··· Exercise material

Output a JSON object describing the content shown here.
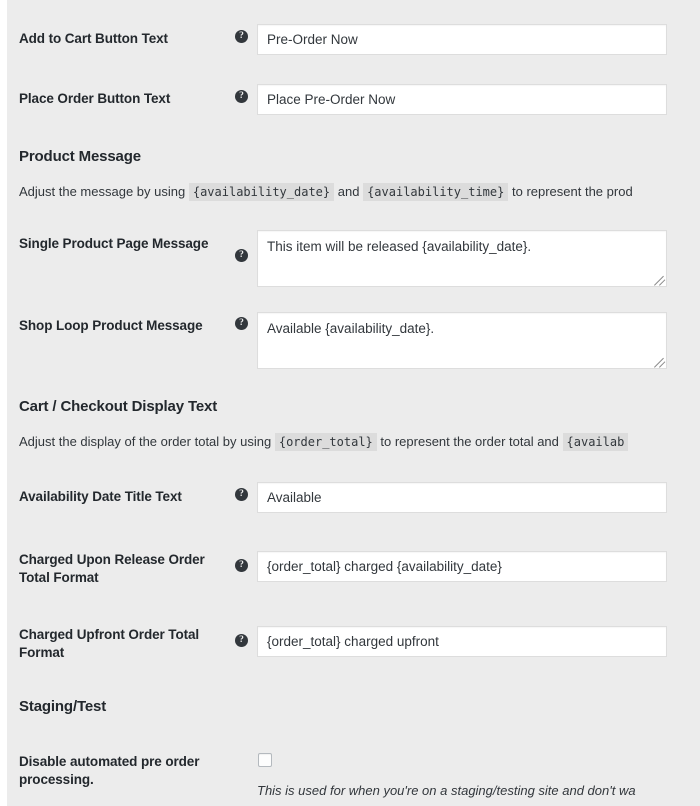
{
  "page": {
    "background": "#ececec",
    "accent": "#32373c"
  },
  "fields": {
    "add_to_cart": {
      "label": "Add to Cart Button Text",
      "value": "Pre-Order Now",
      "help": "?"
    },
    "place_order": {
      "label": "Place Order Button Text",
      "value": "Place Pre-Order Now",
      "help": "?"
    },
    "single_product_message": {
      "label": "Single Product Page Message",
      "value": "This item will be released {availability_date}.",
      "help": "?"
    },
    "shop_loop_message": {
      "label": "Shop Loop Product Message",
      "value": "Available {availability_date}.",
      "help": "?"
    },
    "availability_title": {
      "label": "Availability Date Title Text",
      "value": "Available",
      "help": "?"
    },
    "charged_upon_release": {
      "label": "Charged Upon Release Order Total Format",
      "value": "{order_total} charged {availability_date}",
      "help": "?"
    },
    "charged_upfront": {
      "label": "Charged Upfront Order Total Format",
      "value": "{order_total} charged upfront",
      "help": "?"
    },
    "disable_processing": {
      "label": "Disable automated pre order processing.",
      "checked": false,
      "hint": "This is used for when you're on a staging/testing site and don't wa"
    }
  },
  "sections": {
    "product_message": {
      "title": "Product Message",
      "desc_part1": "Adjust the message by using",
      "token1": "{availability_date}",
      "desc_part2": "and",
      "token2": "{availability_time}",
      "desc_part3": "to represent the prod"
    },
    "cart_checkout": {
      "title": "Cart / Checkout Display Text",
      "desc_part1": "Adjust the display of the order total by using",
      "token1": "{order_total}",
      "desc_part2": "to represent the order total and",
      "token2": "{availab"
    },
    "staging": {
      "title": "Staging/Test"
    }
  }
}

······

» Exercise brief: Among the lines of the listing, how many hold the string "value"? Respond with only the number.

» Completed exercise: 7